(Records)

────────────────────

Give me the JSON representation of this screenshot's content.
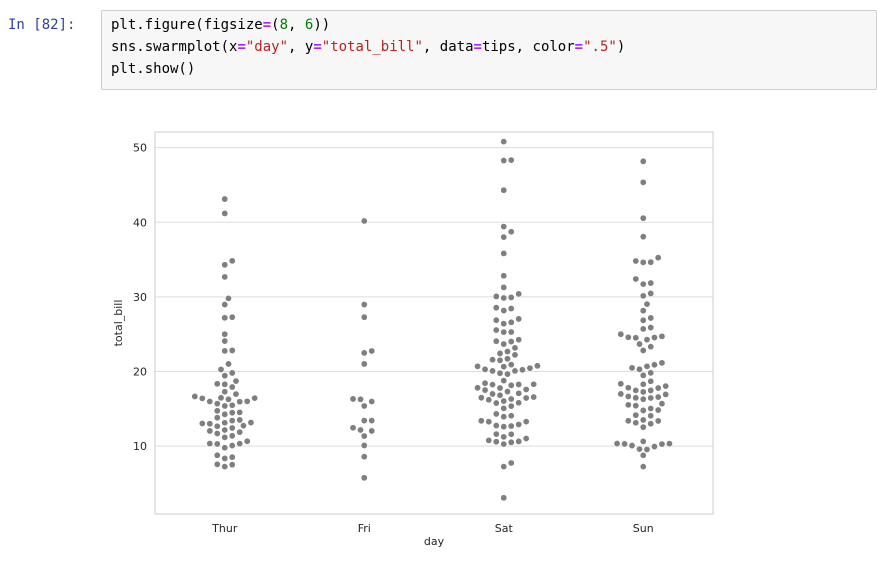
{
  "cell": {
    "prompt": "In [82]:",
    "code_lines": [
      [
        {
          "t": "plt.figure(figsize"
        },
        {
          "t": "=",
          "c": "op"
        },
        {
          "t": "("
        },
        {
          "t": "8",
          "c": "num"
        },
        {
          "t": ", "
        },
        {
          "t": "6",
          "c": "num"
        },
        {
          "t": "))"
        }
      ],
      [
        {
          "t": "sns.swarmplot(x"
        },
        {
          "t": "=",
          "c": "op"
        },
        {
          "t": "\"day\"",
          "c": "str"
        },
        {
          "t": ", y"
        },
        {
          "t": "=",
          "c": "op"
        },
        {
          "t": "\"total_bill\"",
          "c": "str"
        },
        {
          "t": ", data"
        },
        {
          "t": "=",
          "c": "op"
        },
        {
          "t": "tips, color"
        },
        {
          "t": "=",
          "c": "op"
        },
        {
          "t": "\".5\"",
          "c": "str"
        },
        {
          "t": ")"
        }
      ],
      [
        {
          "t": "plt.show()"
        }
      ]
    ]
  },
  "colors": {
    "prompt": "#303f9f",
    "marker": "#7f7f7f",
    "grid": "#dddddd",
    "spine": "#cccccc",
    "cell_bg": "#f7f7f7"
  },
  "chart_data": {
    "type": "scatter",
    "style": "swarm",
    "title": "",
    "xlabel": "day",
    "ylabel": "total_bill",
    "categories": [
      "Thur",
      "Fri",
      "Sat",
      "Sun"
    ],
    "ylim": [
      0.9,
      52.1
    ],
    "yticks": [
      10,
      20,
      30,
      40,
      50
    ],
    "grid": true,
    "values": {
      "Thur": [
        43.11,
        41.19,
        34.83,
        34.3,
        32.68,
        29.8,
        28.97,
        27.28,
        27.2,
        25.0,
        24.08,
        22.82,
        22.76,
        21.01,
        20.27,
        19.81,
        19.44,
        18.71,
        18.35,
        18.28,
        17.92,
        17.29,
        16.97,
        16.66,
        16.47,
        16.43,
        16.4,
        16.27,
        16.0,
        15.98,
        15.95,
        15.69,
        15.48,
        15.38,
        14.73,
        14.52,
        14.48,
        14.26,
        13.81,
        13.51,
        13.42,
        13.16,
        13.13,
        13.03,
        13.0,
        12.74,
        12.66,
        12.43,
        12.16,
        12.03,
        11.87,
        11.69,
        11.38,
        11.17,
        10.65,
        10.34,
        10.33,
        10.29,
        10.07,
        9.78,
        8.77,
        8.52,
        8.35,
        7.56,
        7.51,
        7.25
      ],
      "Fri": [
        40.17,
        28.97,
        27.28,
        22.75,
        22.49,
        21.01,
        16.32,
        16.27,
        15.98,
        15.38,
        13.42,
        13.42,
        12.46,
        12.16,
        12.03,
        11.35,
        10.09,
        8.58,
        5.75
      ],
      "Sat": [
        50.81,
        48.33,
        48.27,
        44.3,
        39.42,
        38.73,
        38.01,
        35.83,
        32.83,
        31.27,
        30.4,
        30.06,
        29.93,
        29.85,
        28.55,
        28.44,
        28.17,
        27.05,
        26.88,
        26.59,
        26.41,
        25.56,
        25.29,
        25.28,
        24.27,
        24.06,
        24.01,
        23.68,
        23.17,
        22.67,
        22.42,
        22.23,
        21.7,
        21.58,
        21.5,
        20.92,
        20.76,
        20.69,
        20.65,
        20.45,
        20.29,
        20.23,
        20.08,
        20.08,
        19.77,
        19.65,
        18.78,
        18.43,
        18.29,
        18.26,
        18.24,
        18.15,
        17.81,
        17.78,
        17.59,
        17.51,
        17.31,
        17.07,
        16.99,
        16.82,
        16.58,
        16.49,
        16.45,
        16.31,
        16.21,
        16.04,
        15.81,
        15.77,
        15.36,
        15.06,
        14.31,
        14.07,
        13.94,
        13.39,
        13.28,
        13.27,
        12.9,
        12.76,
        12.69,
        12.6,
        11.61,
        11.59,
        11.24,
        11.02,
        10.77,
        10.63,
        10.59,
        10.51,
        10.27,
        7.74,
        7.25,
        3.07
      ],
      "Sun": [
        48.17,
        45.35,
        40.55,
        38.07,
        35.26,
        34.81,
        34.65,
        34.63,
        32.4,
        31.85,
        31.71,
        30.46,
        30.14,
        29.03,
        28.15,
        27.18,
        26.86,
        25.89,
        25.71,
        25.0,
        24.71,
        24.59,
        24.55,
        24.52,
        23.68,
        23.33,
        22.82,
        21.16,
        20.9,
        20.69,
        20.49,
        20.29,
        19.82,
        19.49,
        18.69,
        18.35,
        18.29,
        18.04,
        17.82,
        17.78,
        17.46,
        17.47,
        17.26,
        16.99,
        16.93,
        16.66,
        16.58,
        16.47,
        16.29,
        15.69,
        15.53,
        15.42,
        15.04,
        14.83,
        14.78,
        13.39,
        13.37,
        13.13,
        13.0,
        12.54,
        10.34,
        10.33,
        10.29,
        10.27,
        10.07,
        9.94,
        9.6,
        9.55,
        8.77,
        7.25,
        10.63,
        14.07,
        13.51,
        14.15,
        16.45,
        24.27
      ]
    }
  }
}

────────────────────

**Stated goal**
Every line of the data above should be quoted exactly. Omit the pictures.

**Finished exercise**
Give me the JSON representation of this screenshot's content.
{
  "cell": {
    "prompt": "In [82]:",
    "code_lines": [
      [
        {
          "t": "plt.figure(figsize"
        },
        {
          "t": "=",
          "c": "op"
        },
        {
          "t": "("
        },
        {
          "t": "8",
          "c": "num"
        },
        {
          "t": ", "
        },
        {
          "t": "6",
          "c": "num"
        },
        {
          "t": "))"
        }
      ],
      [
        {
          "t": "sns.swarmplot(x"
        },
        {
          "t": "=",
          "c": "op"
        },
        {
          "t": "\"day\"",
          "c": "str"
        },
        {
          "t": ", y"
        },
        {
          "t": "=",
          "c": "op"
        },
        {
          "t": "\"total_bill\"",
          "c": "str"
        },
        {
          "t": ", data"
        },
        {
          "t": "=",
          "c": "op"
        },
        {
          "t": "tips, color"
        },
        {
          "t": "=",
          "c": "op"
        },
        {
          "t": "\".5\"",
          "c": "str"
        },
        {
          "t": ")"
        }
      ],
      [
        {
          "t": "plt.show()"
        }
      ]
    ]
  },
  "colors": {
    "prompt": "#303f9f",
    "marker": "#7f7f7f",
    "grid": "#dddddd",
    "spine": "#cccccc",
    "cell_bg": "#f7f7f7"
  },
  "chart_data": {
    "type": "scatter",
    "style": "swarm",
    "title": "",
    "xlabel": "day",
    "ylabel": "total_bill",
    "categories": [
      "Thur",
      "Fri",
      "Sat",
      "Sun"
    ],
    "ylim": [
      0.9,
      52.1
    ],
    "yticks": [
      10,
      20,
      30,
      40,
      50
    ],
    "grid": true,
    "values": {
      "Thur": [
        43.11,
        41.19,
        34.83,
        34.3,
        32.68,
        29.8,
        28.97,
        27.28,
        27.2,
        25.0,
        24.08,
        22.82,
        22.76,
        21.01,
        20.27,
        19.81,
        19.44,
        18.71,
        18.35,
        18.28,
        17.92,
        17.29,
        16.97,
        16.66,
        16.47,
        16.43,
        16.4,
        16.27,
        16.0,
        15.98,
        15.95,
        15.69,
        15.48,
        15.38,
        14.73,
        14.52,
        14.48,
        14.26,
        13.81,
        13.51,
        13.42,
        13.16,
        13.13,
        13.03,
        13.0,
        12.74,
        12.66,
        12.43,
        12.16,
        12.03,
        11.87,
        11.69,
        11.38,
        11.17,
        10.65,
        10.34,
        10.33,
        10.29,
        10.07,
        9.78,
        8.77,
        8.52,
        8.35,
        7.56,
        7.51,
        7.25
      ],
      "Fri": [
        40.17,
        28.97,
        27.28,
        22.75,
        22.49,
        21.01,
        16.32,
        16.27,
        15.98,
        15.38,
        13.42,
        13.42,
        12.46,
        12.16,
        12.03,
        11.35,
        10.09,
        8.58,
        5.75
      ],
      "Sat": [
        50.81,
        48.33,
        48.27,
        44.3,
        39.42,
        38.73,
        38.01,
        35.83,
        32.83,
        31.27,
        30.4,
        30.06,
        29.93,
        29.85,
        28.55,
        28.44,
        28.17,
        27.05,
        26.88,
        26.59,
        26.41,
        25.56,
        25.29,
        25.28,
        24.27,
        24.06,
        24.01,
        23.68,
        23.17,
        22.67,
        22.42,
        22.23,
        21.7,
        21.58,
        21.5,
        20.92,
        20.76,
        20.69,
        20.65,
        20.45,
        20.29,
        20.23,
        20.08,
        20.08,
        19.77,
        19.65,
        18.78,
        18.43,
        18.29,
        18.26,
        18.24,
        18.15,
        17.81,
        17.78,
        17.59,
        17.51,
        17.31,
        17.07,
        16.99,
        16.82,
        16.58,
        16.49,
        16.45,
        16.31,
        16.21,
        16.04,
        15.81,
        15.77,
        15.36,
        15.06,
        14.31,
        14.07,
        13.94,
        13.39,
        13.28,
        13.27,
        12.9,
        12.76,
        12.69,
        12.6,
        11.61,
        11.59,
        11.24,
        11.02,
        10.77,
        10.63,
        10.59,
        10.51,
        10.27,
        7.74,
        7.25,
        3.07
      ],
      "Sun": [
        48.17,
        45.35,
        40.55,
        38.07,
        35.26,
        34.81,
        34.65,
        34.63,
        32.4,
        31.85,
        31.71,
        30.46,
        30.14,
        29.03,
        28.15,
        27.18,
        26.86,
        25.89,
        25.71,
        25.0,
        24.71,
        24.59,
        24.55,
        24.52,
        23.68,
        23.33,
        22.82,
        21.16,
        20.9,
        20.69,
        20.49,
        20.29,
        19.82,
        19.49,
        18.69,
        18.35,
        18.29,
        18.04,
        17.82,
        17.78,
        17.46,
        17.47,
        17.26,
        16.99,
        16.93,
        16.66,
        16.58,
        16.47,
        16.29,
        15.69,
        15.53,
        15.42,
        15.04,
        14.83,
        14.78,
        13.39,
        13.37,
        13.13,
        13.0,
        12.54,
        10.34,
        10.33,
        10.29,
        10.27,
        10.07,
        9.94,
        9.6,
        9.55,
        8.77,
        7.25,
        10.63,
        14.07,
        13.51,
        14.15,
        16.45,
        24.27
      ]
    }
  }
}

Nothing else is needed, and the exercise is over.